Data rows:
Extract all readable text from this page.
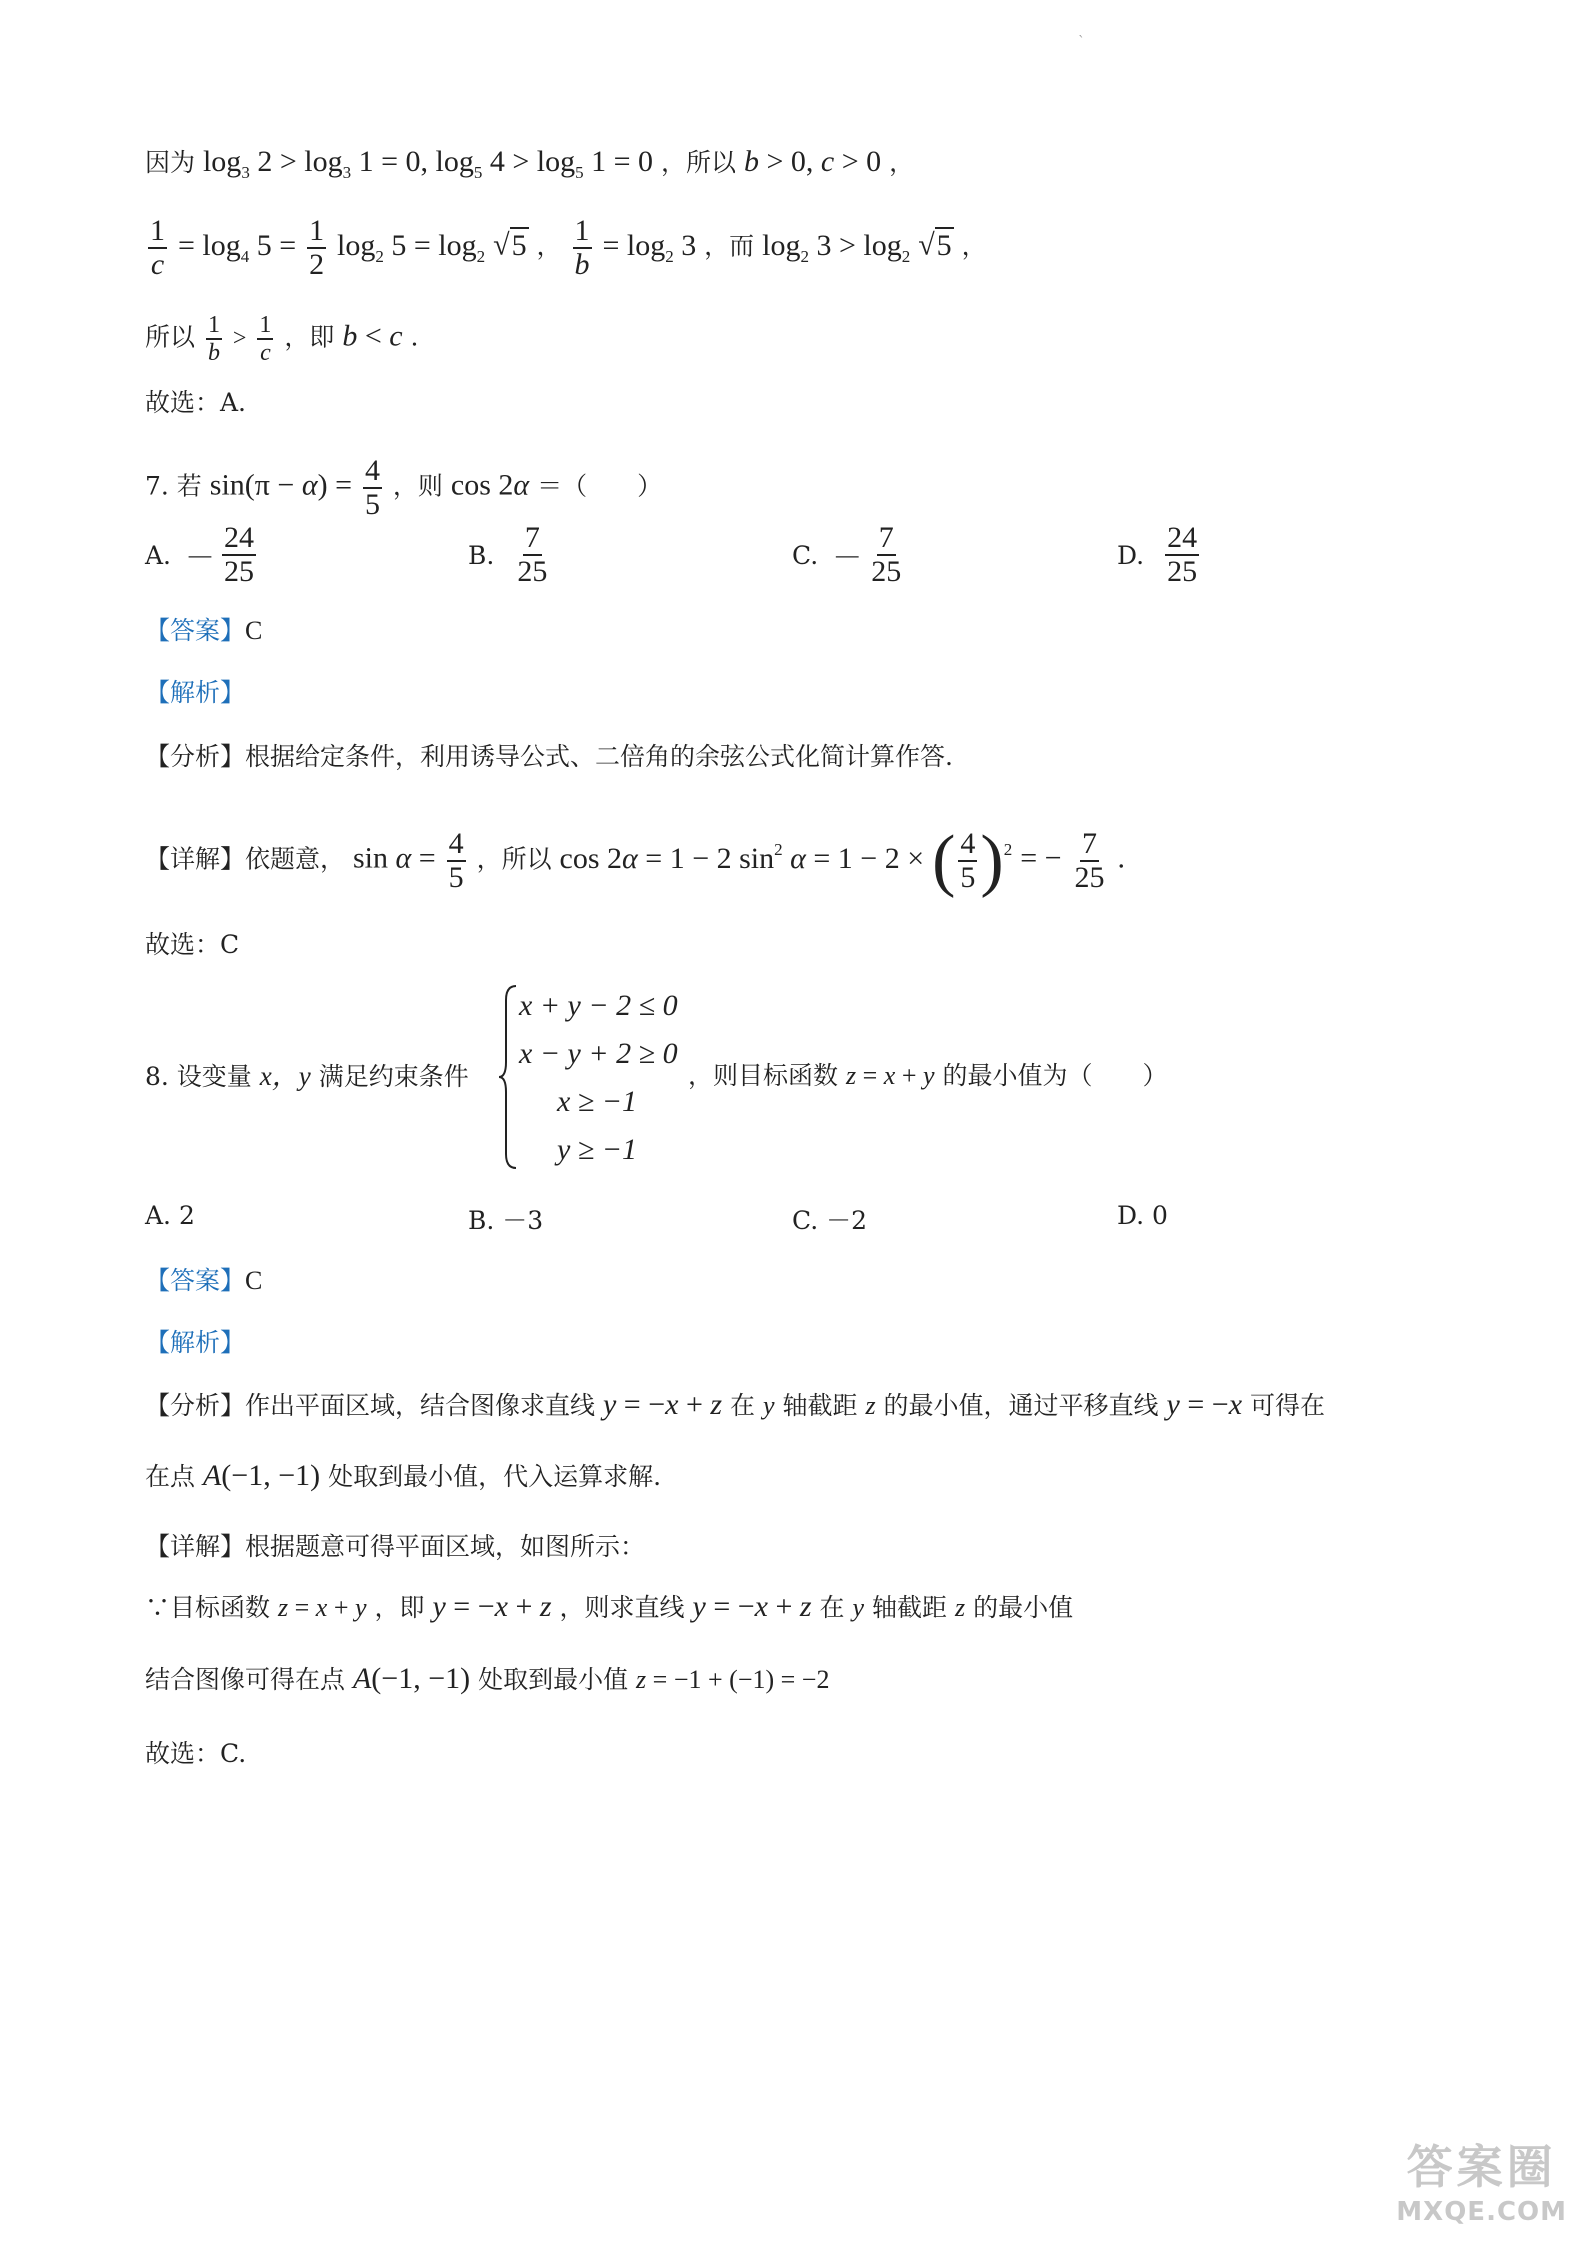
`
因为 $\log_3 2 > \log_3 1 = 0$, $\log_5 4 > \log_5 1 = 0$ ，所以 b > 0, c > 0 ，
$\frac{1}{c} = \log_4 5 = \frac{1}{2} \log_2 5 = \log_2 √5$ ， $\frac{1}{b} = \log_2 3$ ，而 $\log_2 3 > \log_2 √5$ ，
所以 $\frac{1}{b} > \frac{1}{c}$ ，即 b < c .
故选：A.
7. 若 $\sin(\pi - \alpha) = \frac{4}{5}$ ，则 cos 2α ＝（　　）
A. － $\frac{24}{25}$	B. $\frac{7}{25}$	C. － $\frac{7}{25}$	D. $\frac{24}{25}$
【答案】C
【解析】
【分析】根据给定条件，利用诱导公式、二倍角的余弦公式化简计算作答.
【详解】依题意， $\sin \alpha = \frac{4}{5}$ ，所以 cos 2α = 1 − 2 $\sin^2 \alpha = 1 - 2$ × ( $\frac{4}{5} )^2$ = − $\frac{7}{25}$ .
故选：C
8. 设变量 x，y 满足约束条件
x + y − 2 ≤ 0
x − y + 2 ≥ 0
x ≥ −1
y ≥ −1
，则目标函数 z = x + y 的最小值为（　　）
A. 2	B. －3	C. －2	D. 0
【答案】C
【解析】
【分析】作出平面区域，结合图像求直线 y = −x + z 在 y 轴截距 z 的最小值，通过平移直线 y = −x 可得在
在点 A(−1, −1) 处取到最小值，代入运算求解.
【详解】根据题意可得平面区域，如图所示：
∵目标函数 z = x + y ，即 y = −x + z ，则求直线 y = −x + z 在 y 轴截距 z 的最小值
结合图像可得在点 A(−1, −1) 处取到最小值 z = −1 + (−1) = −2
故选：C.
答案圈
MXQE.COM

Directions for this task: Extract each line holding the string "alpha".

Response:
7. 若 $\sin(\pi - \alpha) = \frac{4}{5}$ ，则 cos 2α ＝（　　）
【详解】依题意， $\sin \alpha = \frac{4}{5}$ ，所以 cos 2α = 1 − 2 $\sin^2 \alpha = 1 - 2$ × ( $\frac{4}{5} )^2$ = − $\frac{7}{25}$ .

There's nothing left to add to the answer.